◆ Problem to solve
The entries below should be quoted exactly, with no pictures carried over.

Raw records
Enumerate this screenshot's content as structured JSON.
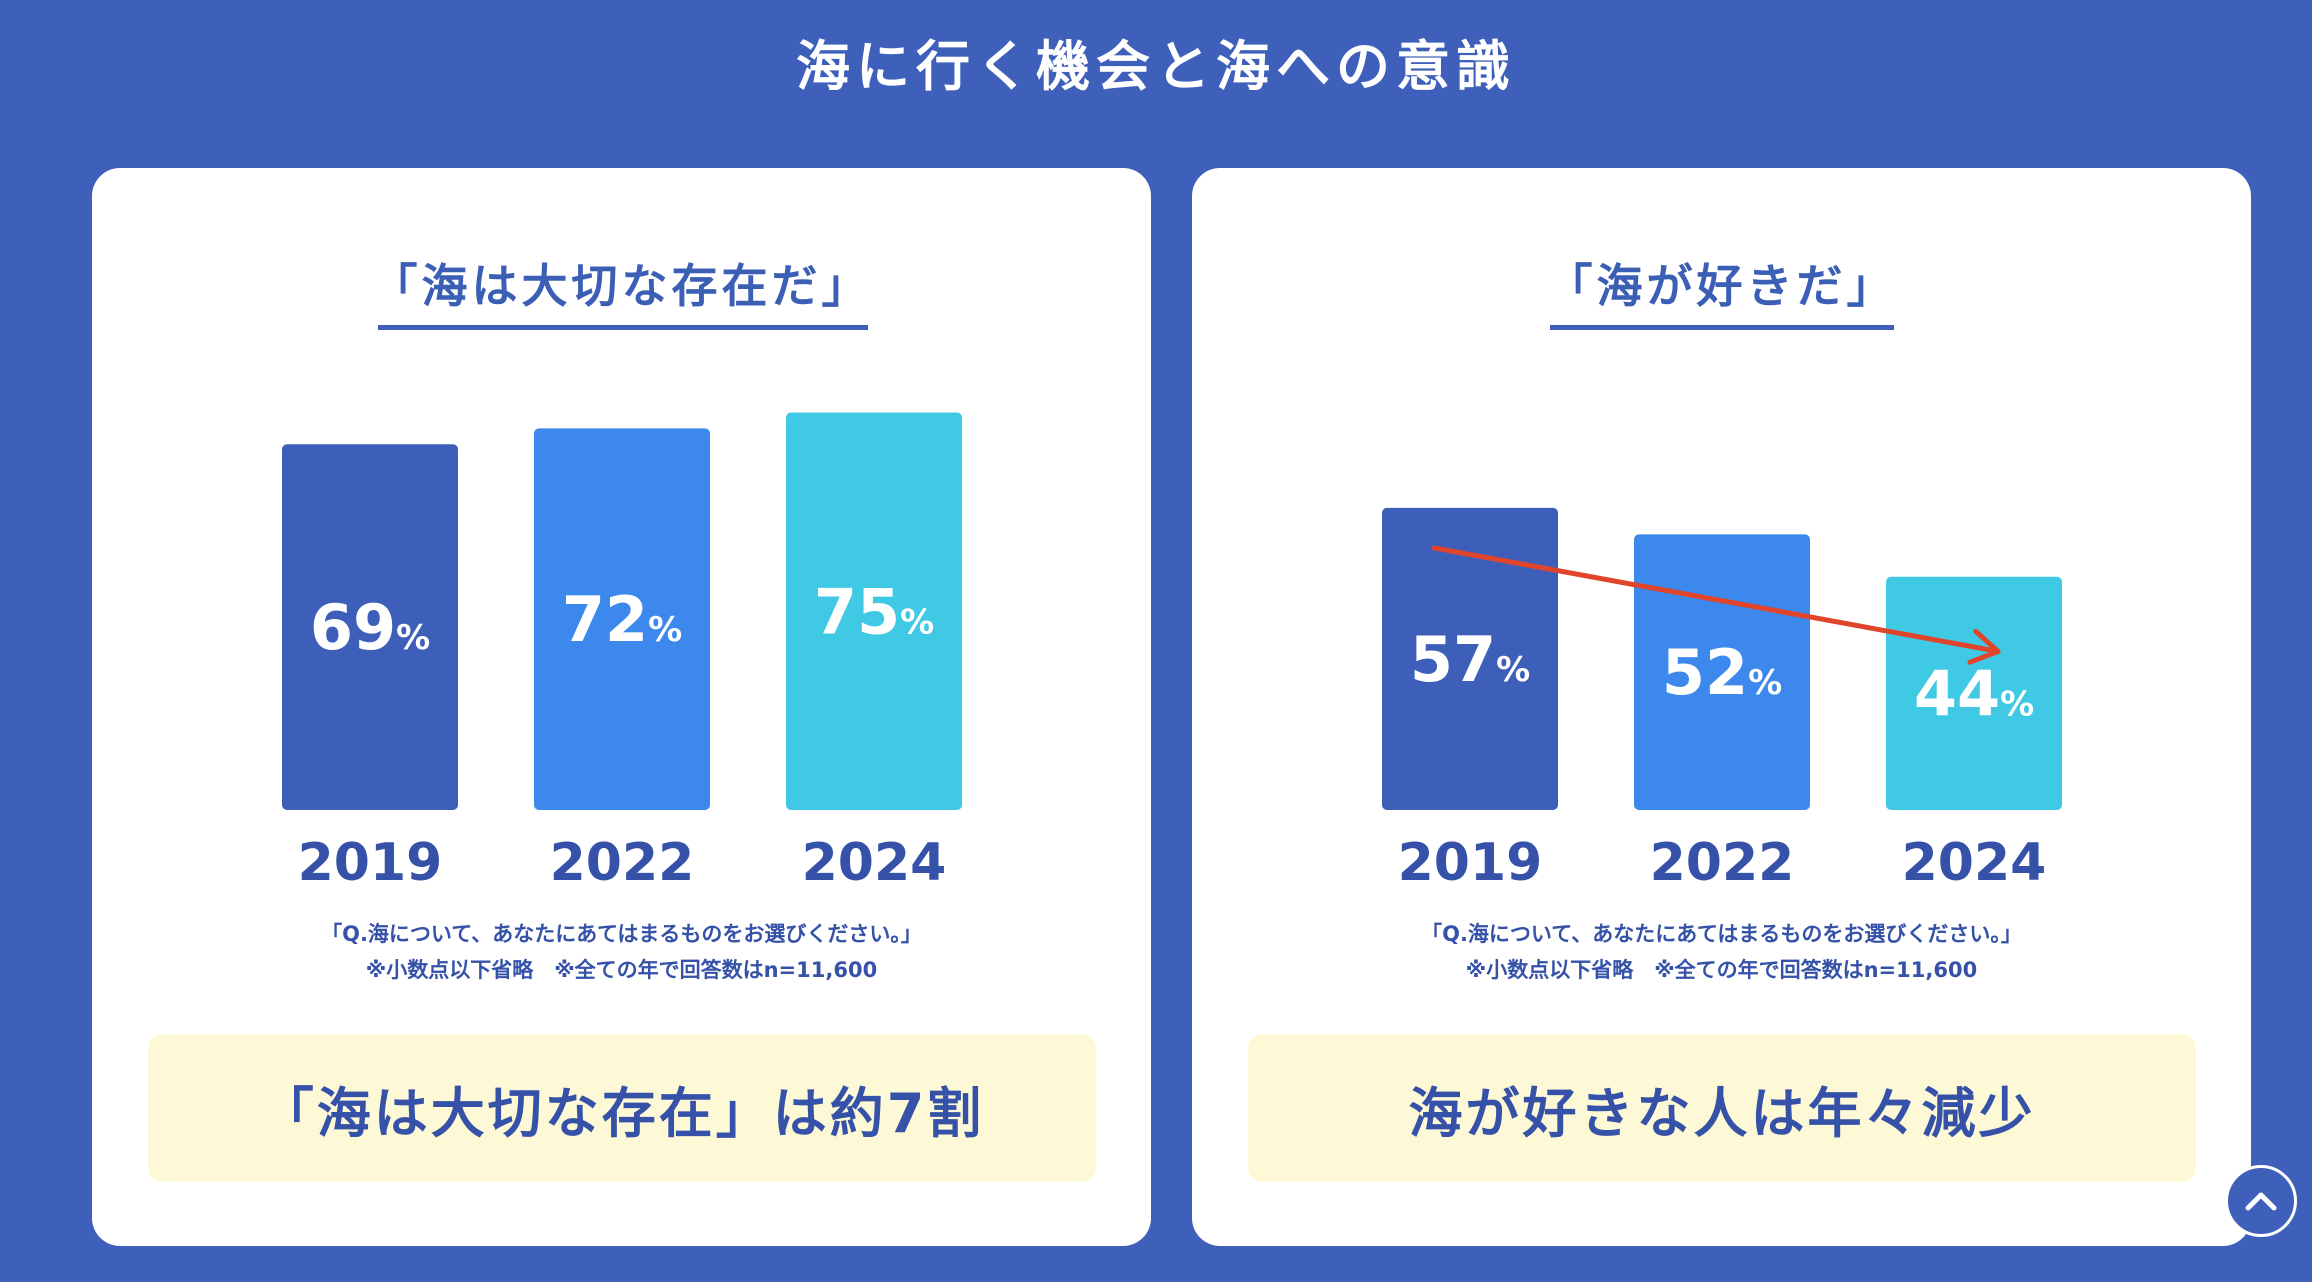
{
  "page_title": "海に行く機会と海への意識",
  "colors": {
    "year2019": "#3d5fba",
    "year2022": "#3d88ec",
    "year2024": "#40c9e4",
    "trend_arrow": "#e0452b",
    "summary_bg": "#fdf9d6"
  },
  "chart_data": [
    {
      "type": "bar",
      "title": "「海は大切な存在だ」",
      "categories": [
        "2019",
        "2022",
        "2024"
      ],
      "values": [
        69,
        72,
        75
      ],
      "unit": "%",
      "note_question": "「Q.海について、あなたにあてはまるものをお選びください。」",
      "note_sample": "※小数点以下省略　※全ての年で回答数はn=11,600",
      "summary": "「海は大切な存在」は約7割",
      "trend_arrow": false
    },
    {
      "type": "bar",
      "title": "「海が好きだ」",
      "categories": [
        "2019",
        "2022",
        "2024"
      ],
      "values": [
        57,
        52,
        44
      ],
      "unit": "%",
      "note_question": "「Q.海について、あなたにあてはまるものをお選びください。」",
      "note_sample": "※小数点以下省略　※全ての年で回答数はn=11,600",
      "summary": "海が好きな人は年々減少",
      "trend_arrow": true
    }
  ],
  "scroll_top_icon": "chevron-up-icon"
}
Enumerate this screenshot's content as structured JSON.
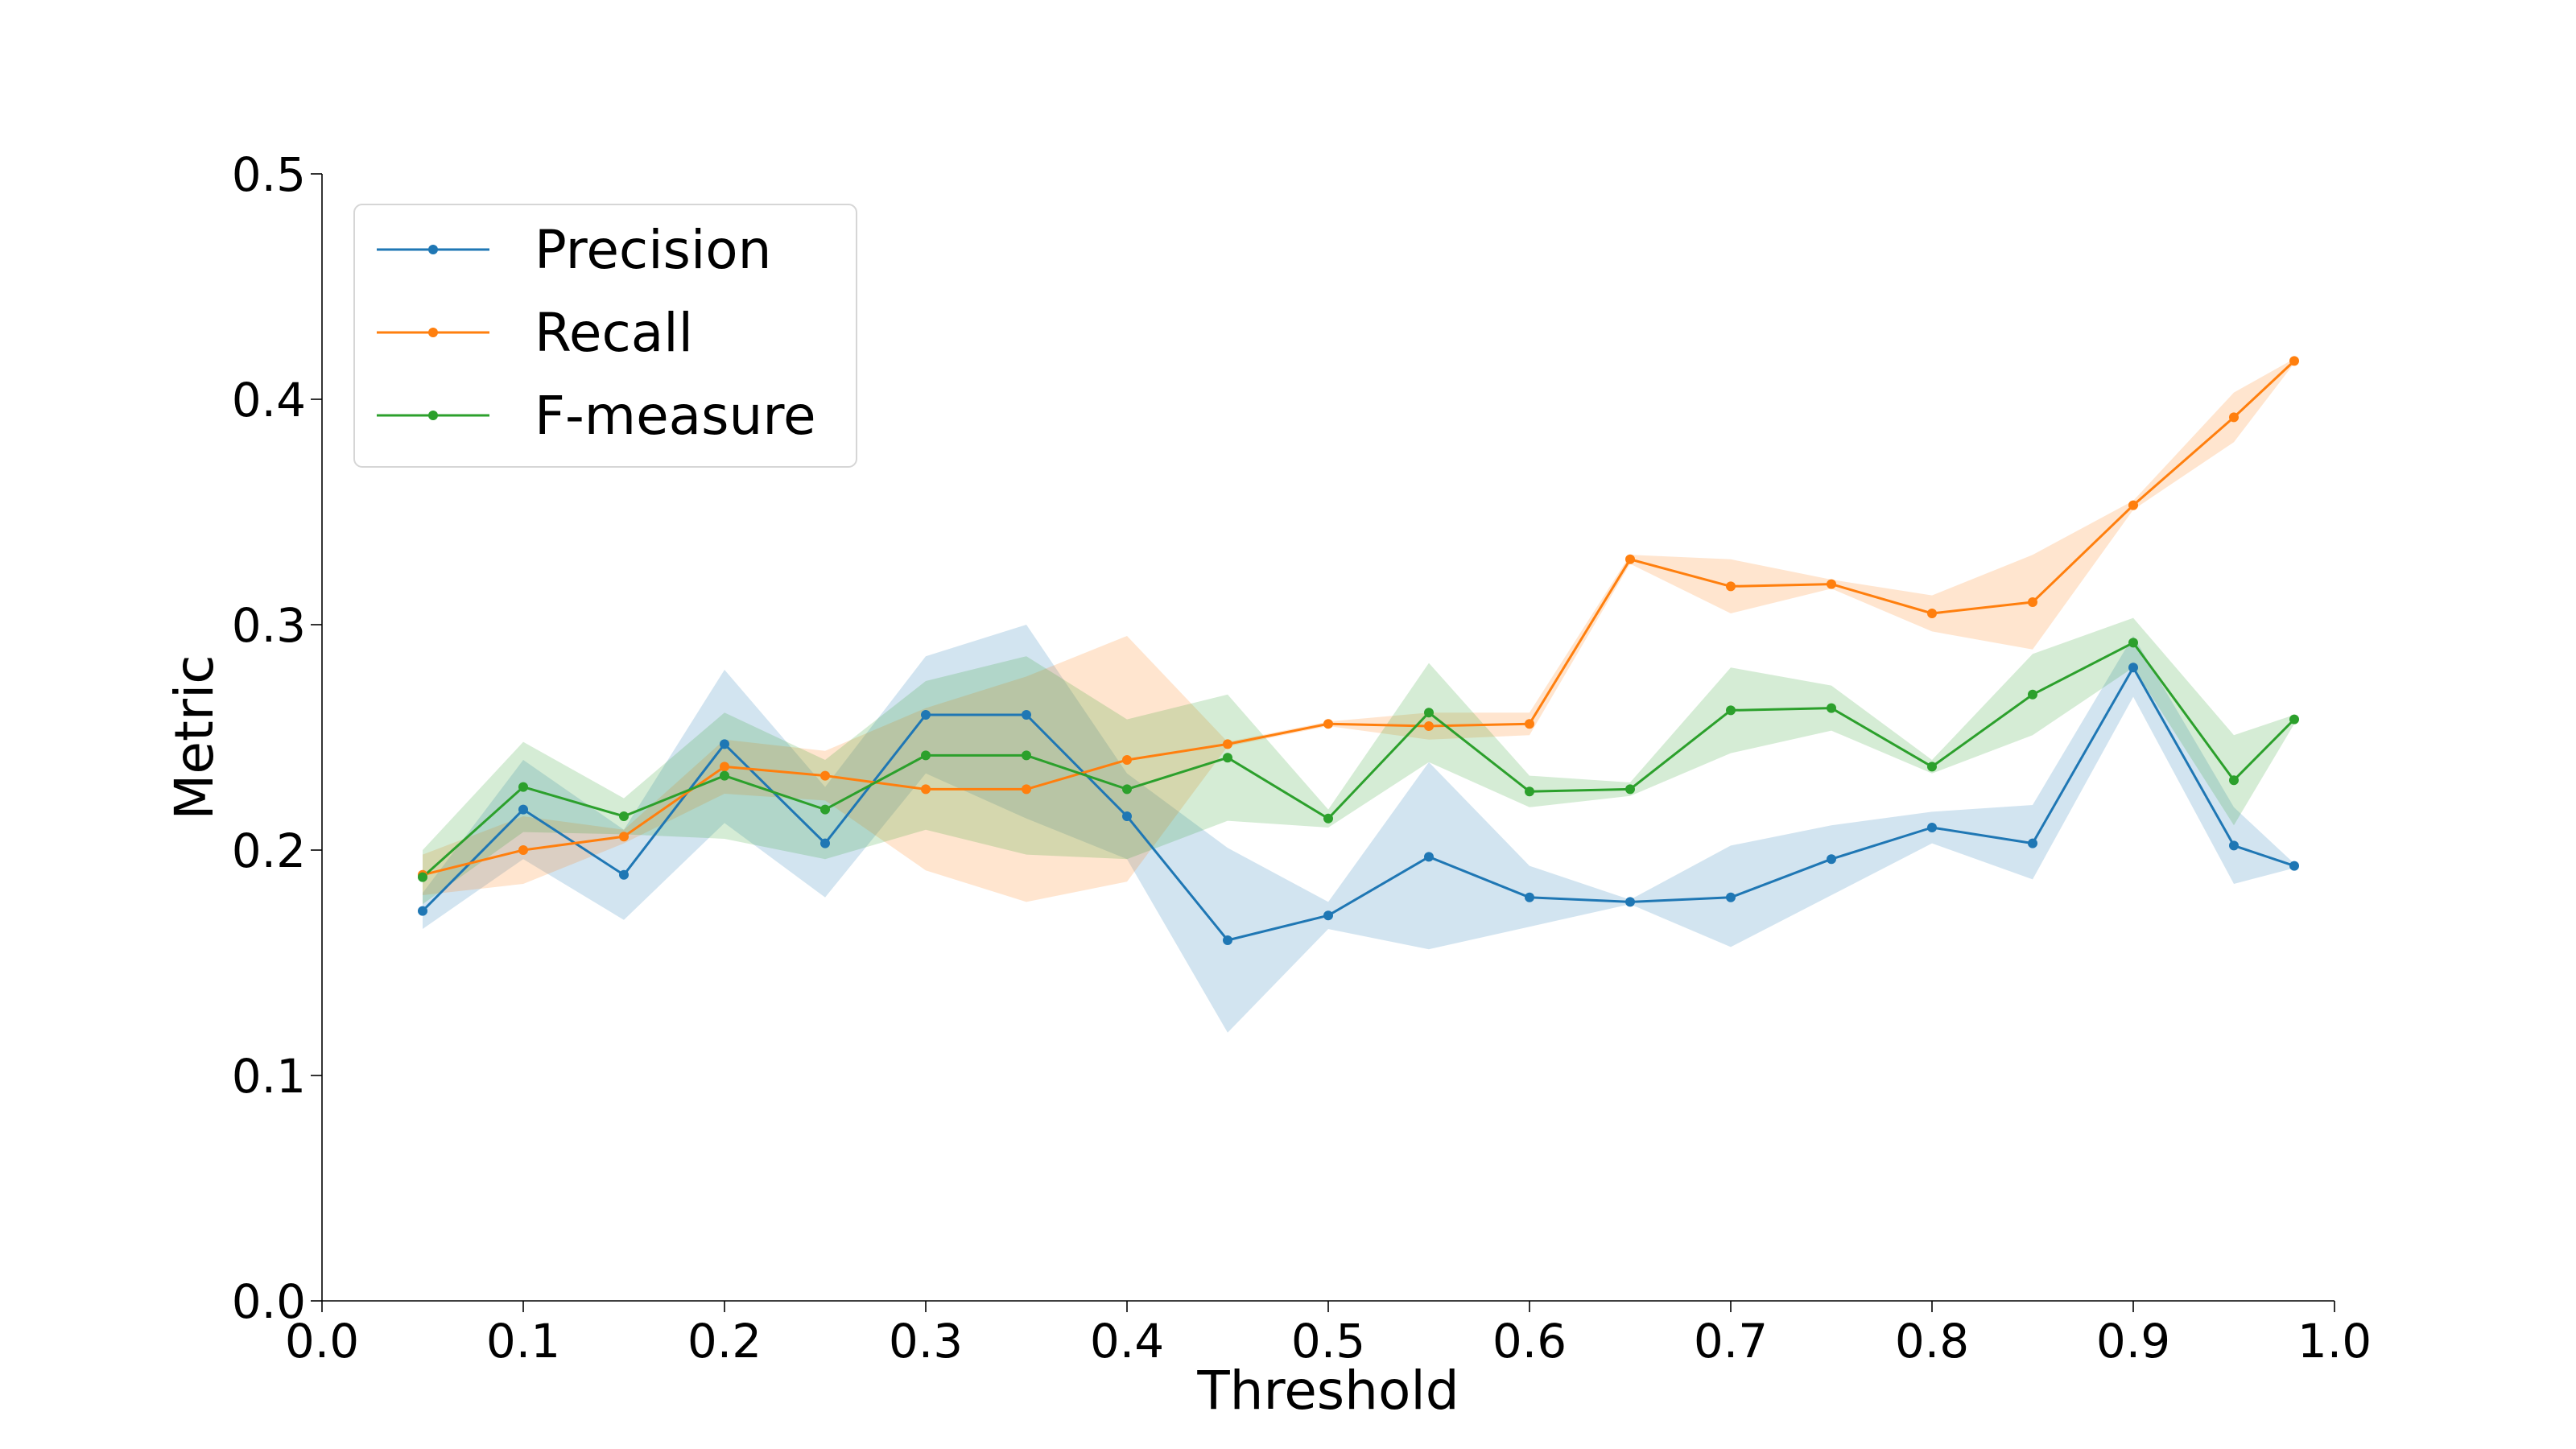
{
  "chart_data": {
    "type": "line",
    "xlabel": "Threshold",
    "ylabel": "Metric",
    "xlim": [
      0.0,
      1.0
    ],
    "ylim": [
      0.0,
      0.5
    ],
    "xticks": [
      "0.0",
      "0.1",
      "0.2",
      "0.3",
      "0.4",
      "0.5",
      "0.6",
      "0.7",
      "0.8",
      "0.9",
      "1.0"
    ],
    "yticks": [
      "0.0",
      "0.1",
      "0.2",
      "0.3",
      "0.4",
      "0.5"
    ],
    "grid": false,
    "legend_position": "top-left",
    "x": [
      0.05,
      0.1,
      0.15,
      0.2,
      0.25,
      0.3,
      0.35,
      0.4,
      0.45,
      0.5,
      0.55,
      0.6,
      0.65,
      0.7,
      0.75,
      0.8,
      0.85,
      0.9,
      0.95,
      0.98
    ],
    "series": [
      {
        "name": "Precision",
        "color": "#1f77b4",
        "values": [
          0.173,
          0.218,
          0.189,
          0.247,
          0.203,
          0.26,
          0.26,
          0.215,
          0.16,
          0.171,
          0.197,
          0.179,
          0.177,
          0.179,
          0.196,
          0.21,
          0.203,
          0.281,
          0.202,
          0.193
        ],
        "lower": [
          0.165,
          0.196,
          0.169,
          0.212,
          0.179,
          0.234,
          0.214,
          0.196,
          0.119,
          0.165,
          0.156,
          0.166,
          0.176,
          0.157,
          0.18,
          0.203,
          0.187,
          0.268,
          0.185,
          0.192
        ],
        "upper": [
          0.181,
          0.24,
          0.209,
          0.28,
          0.228,
          0.286,
          0.3,
          0.234,
          0.201,
          0.177,
          0.239,
          0.193,
          0.178,
          0.202,
          0.211,
          0.217,
          0.22,
          0.295,
          0.219,
          0.194
        ]
      },
      {
        "name": "Recall",
        "color": "#ff7f0e",
        "values": [
          0.189,
          0.2,
          0.206,
          0.237,
          0.233,
          0.227,
          0.227,
          0.24,
          0.247,
          0.256,
          0.255,
          0.256,
          0.329,
          0.317,
          0.318,
          0.305,
          0.31,
          0.353,
          0.392,
          0.417
        ],
        "lower": [
          0.18,
          0.185,
          0.203,
          0.225,
          0.222,
          0.191,
          0.177,
          0.186,
          0.246,
          0.255,
          0.249,
          0.251,
          0.327,
          0.305,
          0.316,
          0.297,
          0.289,
          0.351,
          0.381,
          0.416
        ],
        "upper": [
          0.198,
          0.215,
          0.209,
          0.249,
          0.244,
          0.263,
          0.277,
          0.295,
          0.248,
          0.257,
          0.261,
          0.261,
          0.331,
          0.329,
          0.32,
          0.313,
          0.331,
          0.355,
          0.403,
          0.418
        ]
      },
      {
        "name": "F-measure",
        "color": "#2ca02c",
        "values": [
          0.188,
          0.228,
          0.215,
          0.233,
          0.218,
          0.242,
          0.242,
          0.227,
          0.241,
          0.214,
          0.261,
          0.226,
          0.227,
          0.262,
          0.263,
          0.237,
          0.269,
          0.292,
          0.231,
          0.258
        ],
        "lower": [
          0.176,
          0.208,
          0.207,
          0.205,
          0.196,
          0.209,
          0.198,
          0.196,
          0.213,
          0.21,
          0.239,
          0.219,
          0.224,
          0.243,
          0.253,
          0.234,
          0.251,
          0.281,
          0.211,
          0.256
        ],
        "upper": [
          0.2,
          0.248,
          0.223,
          0.261,
          0.24,
          0.275,
          0.286,
          0.258,
          0.269,
          0.218,
          0.283,
          0.233,
          0.23,
          0.281,
          0.273,
          0.24,
          0.287,
          0.303,
          0.251,
          0.26
        ]
      }
    ]
  }
}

◆ Written response
Enumerate this screenshot's content as structured JSON.
{
  "page_title": "海に行く機会と海への意識",
  "colors": {
    "year2019": "#3d5fba",
    "year2022": "#3d88ec",
    "year2024": "#40c9e4",
    "trend_arrow": "#e0452b",
    "summary_bg": "#fdf9d6"
  },
  "chart_data": [
    {
      "type": "bar",
      "title": "「海は大切な存在だ」",
      "categories": [
        "2019",
        "2022",
        "2024"
      ],
      "values": [
        69,
        72,
        75
      ],
      "unit": "%",
      "note_question": "「Q.海について、あなたにあてはまるものをお選びください。」",
      "note_sample": "※小数点以下省略　※全ての年で回答数はn=11,600",
      "summary": "「海は大切な存在」は約7割",
      "trend_arrow": false
    },
    {
      "type": "bar",
      "title": "「海が好きだ」",
      "categories": [
        "2019",
        "2022",
        "2024"
      ],
      "values": [
        57,
        52,
        44
      ],
      "unit": "%",
      "note_question": "「Q.海について、あなたにあてはまるものをお選びください。」",
      "note_sample": "※小数点以下省略　※全ての年で回答数はn=11,600",
      "summary": "海が好きな人は年々減少",
      "trend_arrow": true
    }
  ],
  "scroll_top_icon": "chevron-up-icon"
}
Enumerate this screenshot's content as structured JSON.
{
  "chart_data": {
    "type": "line",
    "xlabel": "Threshold",
    "ylabel": "Metric",
    "xlim": [
      0.0,
      1.0
    ],
    "ylim": [
      0.0,
      0.5
    ],
    "xticks": [
      "0.0",
      "0.1",
      "0.2",
      "0.3",
      "0.4",
      "0.5",
      "0.6",
      "0.7",
      "0.8",
      "0.9",
      "1.0"
    ],
    "yticks": [
      "0.0",
      "0.1",
      "0.2",
      "0.3",
      "0.4",
      "0.5"
    ],
    "grid": false,
    "legend_position": "top-left",
    "x": [
      0.05,
      0.1,
      0.15,
      0.2,
      0.25,
      0.3,
      0.35,
      0.4,
      0.45,
      0.5,
      0.55,
      0.6,
      0.65,
      0.7,
      0.75,
      0.8,
      0.85,
      0.9,
      0.95,
      0.98
    ],
    "series": [
      {
        "name": "Precision",
        "color": "#1f77b4",
        "values": [
          0.173,
          0.218,
          0.189,
          0.247,
          0.203,
          0.26,
          0.26,
          0.215,
          0.16,
          0.171,
          0.197,
          0.179,
          0.177,
          0.179,
          0.196,
          0.21,
          0.203,
          0.281,
          0.202,
          0.193
        ],
        "lower": [
          0.165,
          0.196,
          0.169,
          0.212,
          0.179,
          0.234,
          0.214,
          0.196,
          0.119,
          0.165,
          0.156,
          0.166,
          0.176,
          0.157,
          0.18,
          0.203,
          0.187,
          0.268,
          0.185,
          0.192
        ],
        "upper": [
          0.181,
          0.24,
          0.209,
          0.28,
          0.228,
          0.286,
          0.3,
          0.234,
          0.201,
          0.177,
          0.239,
          0.193,
          0.178,
          0.202,
          0.211,
          0.217,
          0.22,
          0.295,
          0.219,
          0.194
        ]
      },
      {
        "name": "Recall",
        "color": "#ff7f0e",
        "values": [
          0.189,
          0.2,
          0.206,
          0.237,
          0.233,
          0.227,
          0.227,
          0.24,
          0.247,
          0.256,
          0.255,
          0.256,
          0.329,
          0.317,
          0.318,
          0.305,
          0.31,
          0.353,
          0.392,
          0.417
        ],
        "lower": [
          0.18,
          0.185,
          0.203,
          0.225,
          0.222,
          0.191,
          0.177,
          0.186,
          0.246,
          0.255,
          0.249,
          0.251,
          0.327,
          0.305,
          0.316,
          0.297,
          0.289,
          0.351,
          0.381,
          0.416
        ],
        "upper": [
          0.198,
          0.215,
          0.209,
          0.249,
          0.244,
          0.263,
          0.277,
          0.295,
          0.248,
          0.257,
          0.261,
          0.261,
          0.331,
          0.329,
          0.32,
          0.313,
          0.331,
          0.355,
          0.403,
          0.418
        ]
      },
      {
        "name": "F-measure",
        "color": "#2ca02c",
        "values": [
          0.188,
          0.228,
          0.215,
          0.233,
          0.218,
          0.242,
          0.242,
          0.227,
          0.241,
          0.214,
          0.261,
          0.226,
          0.227,
          0.262,
          0.263,
          0.237,
          0.269,
          0.292,
          0.231,
          0.258
        ],
        "lower": [
          0.176,
          0.208,
          0.207,
          0.205,
          0.196,
          0.209,
          0.198,
          0.196,
          0.213,
          0.21,
          0.239,
          0.219,
          0.224,
          0.243,
          0.253,
          0.234,
          0.251,
          0.281,
          0.211,
          0.256
        ],
        "upper": [
          0.2,
          0.248,
          0.223,
          0.261,
          0.24,
          0.275,
          0.286,
          0.258,
          0.269,
          0.218,
          0.283,
          0.233,
          0.23,
          0.281,
          0.273,
          0.24,
          0.287,
          0.303,
          0.251,
          0.26
        ]
      }
    ]
  }
}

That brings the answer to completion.